→ **Task objective**
Write the data below out exactly as it stands. Do not include the pictures.

--- begin Input rows ---

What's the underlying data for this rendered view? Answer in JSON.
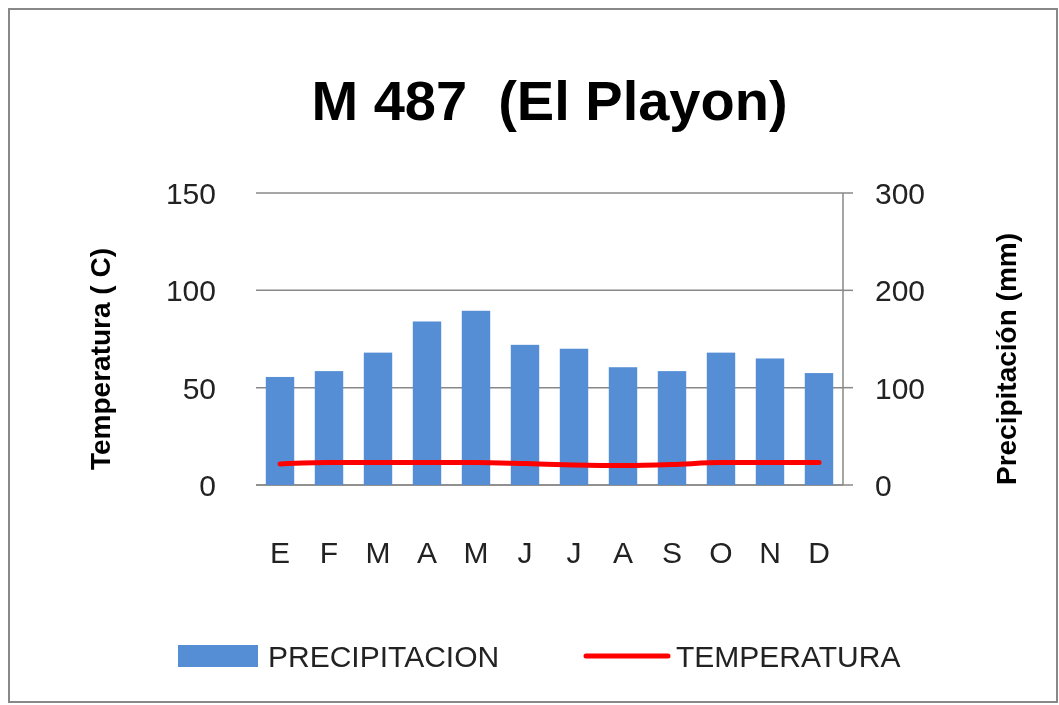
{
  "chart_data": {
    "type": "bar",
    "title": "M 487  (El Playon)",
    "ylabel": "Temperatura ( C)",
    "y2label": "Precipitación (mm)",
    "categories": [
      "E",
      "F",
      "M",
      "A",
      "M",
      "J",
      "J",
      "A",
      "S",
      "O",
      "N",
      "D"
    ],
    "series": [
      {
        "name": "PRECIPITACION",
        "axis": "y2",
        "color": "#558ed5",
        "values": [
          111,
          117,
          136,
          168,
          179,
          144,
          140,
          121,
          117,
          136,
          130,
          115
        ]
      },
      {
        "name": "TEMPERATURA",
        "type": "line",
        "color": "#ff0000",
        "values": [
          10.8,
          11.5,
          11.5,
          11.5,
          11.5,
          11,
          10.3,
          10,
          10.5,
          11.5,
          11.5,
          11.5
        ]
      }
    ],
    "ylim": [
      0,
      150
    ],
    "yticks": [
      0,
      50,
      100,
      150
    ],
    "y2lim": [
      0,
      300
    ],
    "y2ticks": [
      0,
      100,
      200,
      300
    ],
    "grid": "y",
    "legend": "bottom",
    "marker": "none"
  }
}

--- end Input rows ---

→ **Exercise response**
What's the underlying data for this rendered view? Answer in JSON.
{
  "chart_data": {
    "type": "bar",
    "title": "M 487  (El Playon)",
    "ylabel": "Temperatura ( C)",
    "y2label": "Precipitación (mm)",
    "categories": [
      "E",
      "F",
      "M",
      "A",
      "M",
      "J",
      "J",
      "A",
      "S",
      "O",
      "N",
      "D"
    ],
    "series": [
      {
        "name": "PRECIPITACION",
        "axis": "y2",
        "color": "#558ed5",
        "values": [
          111,
          117,
          136,
          168,
          179,
          144,
          140,
          121,
          117,
          136,
          130,
          115
        ]
      },
      {
        "name": "TEMPERATURA",
        "type": "line",
        "color": "#ff0000",
        "values": [
          10.8,
          11.5,
          11.5,
          11.5,
          11.5,
          11,
          10.3,
          10,
          10.5,
          11.5,
          11.5,
          11.5
        ]
      }
    ],
    "ylim": [
      0,
      150
    ],
    "yticks": [
      0,
      50,
      100,
      150
    ],
    "y2lim": [
      0,
      300
    ],
    "y2ticks": [
      0,
      100,
      200,
      300
    ],
    "grid": "y",
    "legend": "bottom",
    "marker": "none"
  }
}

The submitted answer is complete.